Exercise aim: All records should be reproduced verbatim.

Raw data:

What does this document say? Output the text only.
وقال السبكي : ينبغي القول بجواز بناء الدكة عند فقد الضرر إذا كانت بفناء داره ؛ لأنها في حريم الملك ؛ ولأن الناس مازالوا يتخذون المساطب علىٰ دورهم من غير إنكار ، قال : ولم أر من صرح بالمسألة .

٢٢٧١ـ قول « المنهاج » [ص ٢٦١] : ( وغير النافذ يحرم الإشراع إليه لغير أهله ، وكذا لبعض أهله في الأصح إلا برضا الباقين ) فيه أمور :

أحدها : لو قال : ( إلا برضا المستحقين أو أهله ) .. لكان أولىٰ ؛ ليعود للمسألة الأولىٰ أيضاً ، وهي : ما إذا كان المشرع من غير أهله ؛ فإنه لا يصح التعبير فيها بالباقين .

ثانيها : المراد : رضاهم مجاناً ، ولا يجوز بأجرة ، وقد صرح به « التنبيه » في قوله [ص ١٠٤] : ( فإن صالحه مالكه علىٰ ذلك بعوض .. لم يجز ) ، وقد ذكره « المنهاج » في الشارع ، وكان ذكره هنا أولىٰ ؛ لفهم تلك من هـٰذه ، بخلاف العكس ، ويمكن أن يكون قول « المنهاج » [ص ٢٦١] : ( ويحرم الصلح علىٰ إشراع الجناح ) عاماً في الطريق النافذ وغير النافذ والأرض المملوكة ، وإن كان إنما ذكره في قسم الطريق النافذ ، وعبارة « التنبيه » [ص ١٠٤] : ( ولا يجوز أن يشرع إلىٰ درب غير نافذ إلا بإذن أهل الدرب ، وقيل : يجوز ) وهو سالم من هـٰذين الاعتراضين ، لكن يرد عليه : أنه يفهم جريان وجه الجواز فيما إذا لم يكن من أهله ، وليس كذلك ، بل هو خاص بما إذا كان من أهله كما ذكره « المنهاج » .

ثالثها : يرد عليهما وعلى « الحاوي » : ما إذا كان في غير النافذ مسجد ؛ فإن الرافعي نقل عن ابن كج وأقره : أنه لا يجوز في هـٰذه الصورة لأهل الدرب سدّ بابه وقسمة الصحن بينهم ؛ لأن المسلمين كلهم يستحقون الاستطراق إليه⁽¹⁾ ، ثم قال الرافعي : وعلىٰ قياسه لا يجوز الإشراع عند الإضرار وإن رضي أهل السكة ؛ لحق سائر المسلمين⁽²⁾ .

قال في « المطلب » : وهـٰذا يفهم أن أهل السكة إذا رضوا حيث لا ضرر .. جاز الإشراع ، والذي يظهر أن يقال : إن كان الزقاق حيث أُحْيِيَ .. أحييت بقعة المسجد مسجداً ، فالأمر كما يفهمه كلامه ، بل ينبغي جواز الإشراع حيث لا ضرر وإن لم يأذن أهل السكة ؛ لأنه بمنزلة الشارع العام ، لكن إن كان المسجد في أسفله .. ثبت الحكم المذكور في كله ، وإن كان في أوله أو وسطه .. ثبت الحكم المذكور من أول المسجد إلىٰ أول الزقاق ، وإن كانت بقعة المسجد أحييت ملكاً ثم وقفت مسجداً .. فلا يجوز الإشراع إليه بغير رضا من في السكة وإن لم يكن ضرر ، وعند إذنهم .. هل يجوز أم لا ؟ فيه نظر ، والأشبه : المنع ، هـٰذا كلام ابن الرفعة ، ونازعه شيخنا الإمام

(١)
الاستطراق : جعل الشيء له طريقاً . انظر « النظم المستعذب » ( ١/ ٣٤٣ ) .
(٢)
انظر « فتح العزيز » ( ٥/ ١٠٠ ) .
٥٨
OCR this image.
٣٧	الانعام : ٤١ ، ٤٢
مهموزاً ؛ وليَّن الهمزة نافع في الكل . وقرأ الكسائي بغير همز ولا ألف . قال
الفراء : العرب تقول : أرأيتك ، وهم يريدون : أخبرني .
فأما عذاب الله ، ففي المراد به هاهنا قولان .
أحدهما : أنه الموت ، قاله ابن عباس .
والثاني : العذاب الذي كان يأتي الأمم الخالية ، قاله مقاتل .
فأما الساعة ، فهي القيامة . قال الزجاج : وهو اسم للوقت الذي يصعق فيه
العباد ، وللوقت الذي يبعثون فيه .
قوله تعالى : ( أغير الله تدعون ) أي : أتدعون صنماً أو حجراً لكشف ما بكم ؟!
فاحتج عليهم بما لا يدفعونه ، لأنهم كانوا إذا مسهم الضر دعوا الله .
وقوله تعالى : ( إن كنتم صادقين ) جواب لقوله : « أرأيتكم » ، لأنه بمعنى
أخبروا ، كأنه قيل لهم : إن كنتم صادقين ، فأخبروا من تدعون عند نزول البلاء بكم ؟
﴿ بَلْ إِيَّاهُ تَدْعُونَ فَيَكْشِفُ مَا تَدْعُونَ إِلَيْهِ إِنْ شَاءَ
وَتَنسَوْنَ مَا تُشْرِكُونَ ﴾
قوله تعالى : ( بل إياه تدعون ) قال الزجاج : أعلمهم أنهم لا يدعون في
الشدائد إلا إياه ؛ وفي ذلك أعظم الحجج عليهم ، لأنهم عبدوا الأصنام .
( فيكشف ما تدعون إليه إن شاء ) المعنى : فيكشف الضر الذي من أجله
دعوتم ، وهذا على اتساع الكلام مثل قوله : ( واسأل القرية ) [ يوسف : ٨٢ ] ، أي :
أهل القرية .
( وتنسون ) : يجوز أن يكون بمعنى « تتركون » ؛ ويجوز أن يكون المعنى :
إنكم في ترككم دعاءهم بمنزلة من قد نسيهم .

Response to the task:
What does this document say? Output the text only.
وقال السبكي : ينبغي القول بجواز بناء الدكة عند فقد الضرر إذا كانت بفناء داره ؛ لأنها في حريم الملك ؛ ولأن الناس مازالوا يتخذون المساطب علىٰ دورهم من غير إنكار ، قال : ولم أر من صرح بالمسألة .

٢٢٧١ـ قول « المنهاج » [ص ٢٦١] : ( وغير النافذ يحرم الإشراع إليه لغير أهله ، وكذا لبعض أهله في الأصح إلا برضا الباقين ) فيه أمور :

أحدها : لو قال : ( إلا برضا المستحقين أو أهله ) .. لكان أولىٰ ؛ ليعود للمسألة الأولىٰ أيضاً ، وهي : ما إذا كان المشرع من غير أهله ؛ فإنه لا يصح التعبير فيها بالباقين .

ثانيها : المراد : رضاهم مجاناً ، ولا يجوز بأجرة ، وقد صرح به « التنبيه » في قوله [ص ١٠٤] : ( فإن صالحه مالكه علىٰ ذلك بعوض .. لم يجز ) ، وقد ذكره « المنهاج » في الشارع ، وكان ذكره هنا أولىٰ ؛ لفهم تلك من هـٰذه ، بخلاف العكس ، ويمكن أن يكون قول « المنهاج » [ص ٢٦١] : ( ويحرم الصلح علىٰ إشراع الجناح ) عاماً في الطريق النافذ وغير النافذ والأرض المملوكة ، وإن كان إنما ذكره في قسم الطريق النافذ ، وعبارة « التنبيه » [ص ١٠٤] : ( ولا يجوز أن يشرع إلىٰ درب غير نافذ إلا بإذن أهل الدرب ، وقيل : يجوز ) وهو سالم من هـٰذين الاعتراضين ، لكن يرد عليه : أنه يفهم جريان وجه الجواز فيما إذا لم يكن من أهله ، وليس كذلك ، بل هو خاص بما إذا كان من أهله كما ذكره « المنهاج » .

ثالثها : يرد عليهما وعلى « الحاوي » : ما إذا كان في غير النافذ مسجد ؛ فإن الرافعي نقل عن ابن كج وأقره : أنه لا يجوز في هـٰذه الصورة لأهل الدرب سدّ بابه وقسمة الصحن بينهم ؛ لأن المسلمين كلهم يستحقون الاستطراق إليه⁽¹⁾ ، ثم قال الرافعي : وعلىٰ قياسه لا يجوز الإشراع عند الإضرار وإن رضي أهل السكة ؛ لحق سائر المسلمين⁽²⁾ .

قال في « المطلب » : وهـٰذا يفهم أن أهل السكة إذا رضوا حيث لا ضرر .. جاز الإشراع ، والذي يظهر أن يقال : إن كان الزقاق حيث أُحْيِيَ .. أحييت بقعة المسجد مسجداً ، فالأمر كما يفهمه كلامه ، بل ينبغي جواز الإشراع حيث لا ضرر وإن لم يأذن أهل السكة ؛ لأنه بمنزلة الشارع العام ، لكن إن كان المسجد في أسفله .. ثبت الحكم المذكور في كله ، وإن كان في أوله أو وسطه .. ثبت الحكم المذكور من أول المسجد إلىٰ أول الزقاق ، وإن كانت بقعة المسجد أحييت ملكاً ثم وقفت مسجداً .. فلا يجوز الإشراع إليه بغير رضا من في السكة وإن لم يكن ضرر ، وعند إذنهم .. هل يجوز أم لا ؟ فيه نظر ، والأشبه : المنع ، هـٰذا كلام ابن الرفعة ، ونازعه شيخنا الإمام

(١)
الاستطراق : جعل الشيء له طريقاً . انظر « النظم المستعذب » ( ١/ ٣٤٣ ) .
(٢)
انظر « فتح العزيز » ( ٥/ ١٠٠ ) .
٥٨
OCR this image.
٣٧	الانعام : ٤١ ، ٤٢
مهموزاً ؛ وليَّن الهمزة نافع في الكل . وقرأ الكسائي بغير همز ولا ألف . قال
الفراء : العرب تقول : أرأيتك ، وهم يريدون : أخبرني .
فأما عذاب الله ، ففي المراد به هاهنا قولان .
أحدهما : أنه الموت ، قاله ابن عباس .
والثاني : العذاب الذي كان يأتي الأمم الخالية ، قاله مقاتل .
فأما الساعة ، فهي القيامة . قال الزجاج : وهو اسم للوقت الذي يصعق فيه
العباد ، وللوقت الذي يبعثون فيه .
قوله تعالى : ( أغير الله تدعون ) أي : أتدعون صنماً أو حجراً لكشف ما بكم ؟!
فاحتج عليهم بما لا يدفعونه ، لأنهم كانوا إذا مسهم الضر دعوا الله .
وقوله تعالى : ( إن كنتم صادقين ) جواب لقوله : « أرأيتكم » ، لأنه بمعنى
أخبروا ، كأنه قيل لهم : إن كنتم صادقين ، فأخبروا من تدعون عند نزول البلاء بكم ؟
﴿ بَلْ إِيَّاهُ تَدْعُونَ فَيَكْشِفُ مَا تَدْعُونَ إِلَيْهِ إِنْ شَاءَ
وَتَنسَوْنَ مَا تُشْرِكُونَ ﴾
قوله تعالى : ( بل إياه تدعون ) قال الزجاج : أعلمهم أنهم لا يدعون في
الشدائد إلا إياه ؛ وفي ذلك أعظم الحجج عليهم ، لأنهم عبدوا الأصنام .
( فيكشف ما تدعون إليه إن شاء ) المعنى : فيكشف الضر الذي من أجله
دعوتم ، وهذا على اتساع الكلام مثل قوله : ( واسأل القرية ) [ يوسف : ٨٢ ] ، أي :
أهل القرية .
( وتنسون ) : يجوز أن يكون بمعنى « تتركون » ؛ ويجوز أن يكون المعنى :
إنكم في ترككم دعاءهم بمنزلة من قد نسيهم .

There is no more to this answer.